▸ Set problem
Every line containing the word "Head" needs to be found and copied.

§ §

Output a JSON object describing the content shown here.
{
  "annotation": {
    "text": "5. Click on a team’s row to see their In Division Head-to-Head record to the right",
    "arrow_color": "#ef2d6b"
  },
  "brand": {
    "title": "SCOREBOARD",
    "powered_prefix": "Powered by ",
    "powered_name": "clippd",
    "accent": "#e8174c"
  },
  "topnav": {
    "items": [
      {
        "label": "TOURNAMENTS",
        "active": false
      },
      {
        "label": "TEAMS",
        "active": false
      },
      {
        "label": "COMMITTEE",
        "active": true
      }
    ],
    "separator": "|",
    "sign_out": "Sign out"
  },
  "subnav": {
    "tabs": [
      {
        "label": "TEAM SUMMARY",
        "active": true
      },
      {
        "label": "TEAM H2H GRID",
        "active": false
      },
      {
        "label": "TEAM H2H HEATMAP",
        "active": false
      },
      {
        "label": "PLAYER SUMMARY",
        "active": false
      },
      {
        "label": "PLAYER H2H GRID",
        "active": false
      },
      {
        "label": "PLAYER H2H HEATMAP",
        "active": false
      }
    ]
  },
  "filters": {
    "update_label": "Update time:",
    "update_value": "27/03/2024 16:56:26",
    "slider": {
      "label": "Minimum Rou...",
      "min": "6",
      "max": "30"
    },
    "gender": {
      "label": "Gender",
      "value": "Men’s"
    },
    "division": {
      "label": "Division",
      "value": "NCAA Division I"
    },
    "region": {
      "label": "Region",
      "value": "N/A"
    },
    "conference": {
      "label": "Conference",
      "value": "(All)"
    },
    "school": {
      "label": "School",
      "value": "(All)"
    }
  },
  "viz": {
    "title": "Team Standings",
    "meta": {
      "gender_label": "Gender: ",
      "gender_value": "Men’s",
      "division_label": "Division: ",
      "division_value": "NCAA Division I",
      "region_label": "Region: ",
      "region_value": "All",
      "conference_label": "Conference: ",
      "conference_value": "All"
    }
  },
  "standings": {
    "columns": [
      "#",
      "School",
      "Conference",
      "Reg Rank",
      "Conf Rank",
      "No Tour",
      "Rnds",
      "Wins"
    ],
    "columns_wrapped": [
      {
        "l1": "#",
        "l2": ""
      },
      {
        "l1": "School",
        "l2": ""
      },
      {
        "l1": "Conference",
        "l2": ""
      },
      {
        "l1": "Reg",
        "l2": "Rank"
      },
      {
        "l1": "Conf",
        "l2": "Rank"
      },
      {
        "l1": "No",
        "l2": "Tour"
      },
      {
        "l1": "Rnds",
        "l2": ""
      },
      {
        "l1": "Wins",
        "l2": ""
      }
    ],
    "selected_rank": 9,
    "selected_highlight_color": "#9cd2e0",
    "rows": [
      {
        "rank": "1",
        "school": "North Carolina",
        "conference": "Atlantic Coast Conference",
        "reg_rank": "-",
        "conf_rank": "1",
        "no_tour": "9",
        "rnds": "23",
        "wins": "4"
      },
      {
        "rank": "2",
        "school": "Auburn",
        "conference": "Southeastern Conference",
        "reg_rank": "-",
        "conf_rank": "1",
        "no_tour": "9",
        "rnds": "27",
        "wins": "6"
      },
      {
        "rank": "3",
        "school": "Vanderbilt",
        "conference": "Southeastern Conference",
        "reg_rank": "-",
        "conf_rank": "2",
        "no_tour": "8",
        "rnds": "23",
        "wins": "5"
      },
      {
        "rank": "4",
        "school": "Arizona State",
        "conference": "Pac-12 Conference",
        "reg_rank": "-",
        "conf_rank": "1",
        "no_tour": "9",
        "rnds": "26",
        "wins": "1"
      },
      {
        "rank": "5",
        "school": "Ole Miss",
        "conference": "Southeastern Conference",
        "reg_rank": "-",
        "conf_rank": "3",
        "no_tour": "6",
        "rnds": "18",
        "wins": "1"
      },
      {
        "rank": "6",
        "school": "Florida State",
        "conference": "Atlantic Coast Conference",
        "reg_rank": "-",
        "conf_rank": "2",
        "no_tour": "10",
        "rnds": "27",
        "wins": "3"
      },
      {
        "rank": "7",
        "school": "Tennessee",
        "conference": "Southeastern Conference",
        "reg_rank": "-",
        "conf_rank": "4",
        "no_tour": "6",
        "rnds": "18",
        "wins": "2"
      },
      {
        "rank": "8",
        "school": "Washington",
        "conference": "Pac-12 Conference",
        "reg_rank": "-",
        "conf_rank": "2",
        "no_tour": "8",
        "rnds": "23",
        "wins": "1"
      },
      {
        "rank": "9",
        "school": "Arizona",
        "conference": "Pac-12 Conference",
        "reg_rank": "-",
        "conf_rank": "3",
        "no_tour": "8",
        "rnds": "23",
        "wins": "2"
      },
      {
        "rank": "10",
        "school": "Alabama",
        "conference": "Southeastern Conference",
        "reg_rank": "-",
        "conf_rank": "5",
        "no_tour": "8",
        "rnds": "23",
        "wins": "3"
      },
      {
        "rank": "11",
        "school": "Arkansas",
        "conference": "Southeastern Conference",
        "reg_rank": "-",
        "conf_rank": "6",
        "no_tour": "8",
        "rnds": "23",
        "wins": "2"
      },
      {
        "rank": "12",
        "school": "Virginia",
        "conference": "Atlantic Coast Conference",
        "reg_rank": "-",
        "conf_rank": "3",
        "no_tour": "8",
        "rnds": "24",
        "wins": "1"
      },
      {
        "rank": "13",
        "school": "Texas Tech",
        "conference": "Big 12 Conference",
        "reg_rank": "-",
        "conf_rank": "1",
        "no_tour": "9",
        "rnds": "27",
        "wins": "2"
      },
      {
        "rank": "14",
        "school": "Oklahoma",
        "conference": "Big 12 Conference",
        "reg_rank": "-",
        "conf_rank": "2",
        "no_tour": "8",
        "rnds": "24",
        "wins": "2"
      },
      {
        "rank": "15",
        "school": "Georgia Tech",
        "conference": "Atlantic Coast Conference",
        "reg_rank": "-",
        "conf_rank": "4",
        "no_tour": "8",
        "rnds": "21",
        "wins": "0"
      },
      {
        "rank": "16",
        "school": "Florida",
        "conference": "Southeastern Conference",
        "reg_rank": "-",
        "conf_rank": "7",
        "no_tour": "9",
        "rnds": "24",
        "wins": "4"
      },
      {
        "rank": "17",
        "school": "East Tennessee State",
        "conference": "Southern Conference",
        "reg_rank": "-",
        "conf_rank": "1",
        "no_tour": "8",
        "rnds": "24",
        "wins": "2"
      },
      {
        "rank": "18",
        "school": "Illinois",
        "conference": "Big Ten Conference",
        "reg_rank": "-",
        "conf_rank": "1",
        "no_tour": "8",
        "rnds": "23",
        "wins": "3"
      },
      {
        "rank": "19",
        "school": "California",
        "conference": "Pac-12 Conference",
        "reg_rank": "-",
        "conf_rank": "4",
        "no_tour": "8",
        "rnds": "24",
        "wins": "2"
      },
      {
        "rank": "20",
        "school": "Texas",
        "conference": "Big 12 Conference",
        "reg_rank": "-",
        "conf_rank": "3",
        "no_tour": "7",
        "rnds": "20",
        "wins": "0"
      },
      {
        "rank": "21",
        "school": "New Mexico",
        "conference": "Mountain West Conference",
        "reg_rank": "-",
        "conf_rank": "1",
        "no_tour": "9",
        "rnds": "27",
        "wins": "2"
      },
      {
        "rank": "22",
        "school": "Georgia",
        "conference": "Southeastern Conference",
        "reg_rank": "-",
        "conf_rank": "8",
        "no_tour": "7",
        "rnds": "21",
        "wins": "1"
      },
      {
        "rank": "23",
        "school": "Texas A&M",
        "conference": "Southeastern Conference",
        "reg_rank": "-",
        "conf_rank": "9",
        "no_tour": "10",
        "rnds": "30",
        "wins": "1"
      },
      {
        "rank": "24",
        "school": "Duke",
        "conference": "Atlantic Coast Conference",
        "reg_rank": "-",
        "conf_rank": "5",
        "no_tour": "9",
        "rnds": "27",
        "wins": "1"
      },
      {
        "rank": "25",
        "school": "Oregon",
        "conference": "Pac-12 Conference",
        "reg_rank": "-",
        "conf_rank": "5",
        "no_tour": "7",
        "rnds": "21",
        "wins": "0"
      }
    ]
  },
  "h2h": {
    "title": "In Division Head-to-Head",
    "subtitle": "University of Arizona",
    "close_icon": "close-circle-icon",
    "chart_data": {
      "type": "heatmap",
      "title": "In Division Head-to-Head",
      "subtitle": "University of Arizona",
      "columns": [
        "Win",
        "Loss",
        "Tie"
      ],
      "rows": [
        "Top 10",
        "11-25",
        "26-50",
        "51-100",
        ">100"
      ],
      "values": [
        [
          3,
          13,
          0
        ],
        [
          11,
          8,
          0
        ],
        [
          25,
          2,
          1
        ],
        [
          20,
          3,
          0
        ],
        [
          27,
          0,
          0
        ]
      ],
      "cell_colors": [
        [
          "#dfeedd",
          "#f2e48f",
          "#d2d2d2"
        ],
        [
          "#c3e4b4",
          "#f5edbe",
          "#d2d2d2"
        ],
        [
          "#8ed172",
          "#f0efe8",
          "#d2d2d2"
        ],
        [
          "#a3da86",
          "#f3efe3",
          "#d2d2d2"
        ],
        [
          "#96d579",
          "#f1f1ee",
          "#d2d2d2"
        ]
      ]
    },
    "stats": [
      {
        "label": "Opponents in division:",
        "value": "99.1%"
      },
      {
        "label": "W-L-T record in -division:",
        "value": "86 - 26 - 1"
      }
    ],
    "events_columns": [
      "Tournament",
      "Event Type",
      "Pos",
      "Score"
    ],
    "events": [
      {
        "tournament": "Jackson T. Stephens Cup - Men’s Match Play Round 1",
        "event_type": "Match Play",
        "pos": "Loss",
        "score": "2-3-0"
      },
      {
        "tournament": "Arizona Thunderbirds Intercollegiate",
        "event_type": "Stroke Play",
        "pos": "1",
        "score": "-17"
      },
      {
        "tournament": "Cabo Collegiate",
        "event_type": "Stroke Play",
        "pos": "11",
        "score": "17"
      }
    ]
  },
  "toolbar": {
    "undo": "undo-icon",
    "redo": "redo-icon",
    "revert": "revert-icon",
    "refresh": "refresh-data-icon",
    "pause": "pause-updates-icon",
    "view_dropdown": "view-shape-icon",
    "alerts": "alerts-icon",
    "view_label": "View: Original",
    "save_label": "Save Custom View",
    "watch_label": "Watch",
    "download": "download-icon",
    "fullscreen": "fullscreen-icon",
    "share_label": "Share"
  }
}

§ §

▸ Reply
    "text": "5. Click on a team’s row to see their In Division Head-to-Head record to the right",
    "title": "In Division Head-to-Head",
      "title": "In Division Head-to-Head",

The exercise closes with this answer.